EXERCISE BRIEF: Each line that holds the word "color" is to be identified and copied.

====

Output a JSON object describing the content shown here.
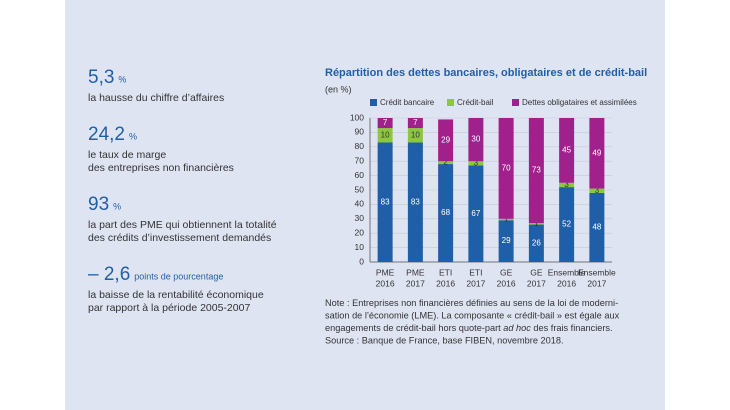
{
  "key_figures": [
    {
      "value": "5,3",
      "unit": "%",
      "lines": [
        "la hausse du chiffre d’affaires"
      ]
    },
    {
      "value": "24,2",
      "unit": "%",
      "lines": [
        "le taux de marge",
        "des entreprises non financières"
      ]
    },
    {
      "value": "93",
      "unit": "%",
      "lines": [
        "la part des PME qui obtiennent la totalité",
        "des crédits d’investissement demandés"
      ]
    },
    {
      "value": "– 2,6",
      "unit": "points de pourcentage",
      "lines": [
        "la baisse de la rentabilité économique",
        "par rapport à la période 2005-2007"
      ]
    }
  ],
  "chart_data": {
    "type": "stacked_bar",
    "title": "Répartition des dettes bancaires, obligataires et de crédit-bail",
    "subtitle": "(en %)",
    "categories": [
      [
        "PME",
        "2016"
      ],
      [
        "PME",
        "2017"
      ],
      [
        "ETI",
        "2016"
      ],
      [
        "ETI",
        "2017"
      ],
      [
        "GE",
        "2016"
      ],
      [
        "GE",
        "2017"
      ],
      [
        "Ensemble",
        "2016"
      ],
      [
        "Ensemble",
        "2017"
      ]
    ],
    "series": [
      {
        "name": "Crédit bancaire",
        "color": "#1f5fa8",
        "values": [
          83,
          83,
          68,
          67,
          29,
          26,
          52,
          48
        ]
      },
      {
        "name": "Crédit-bail",
        "color": "#8dc63f",
        "values": [
          10,
          10,
          2,
          3,
          1,
          1,
          3,
          3
        ]
      },
      {
        "name": "Dettes obligataires et assimilées",
        "color": "#a0218c",
        "values": [
          7,
          7,
          29,
          30,
          70,
          73,
          45,
          49
        ]
      }
    ],
    "ylim": [
      0,
      100
    ],
    "yticks": [
      0,
      10,
      20,
      30,
      40,
      50,
      60,
      70,
      80,
      90,
      100
    ],
    "grid": true
  },
  "note": [
    [
      "Note : Entreprises non financières définies au sens de la loi de moderni-"
    ],
    [
      "sation de l’économie (LME). La composante « crédit-bail » est égale aux"
    ],
    [
      "engagements de crédit-bail hors quote-part ",
      "ad hoc",
      " des frais financiers."
    ],
    [
      "Source : Banque de France, base FIBEN, novembre 2018."
    ]
  ]
}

====

THE OUTPUT:
        "color": "#1f5fa8",
        "color": "#8dc63f",
        "color": "#a0218c",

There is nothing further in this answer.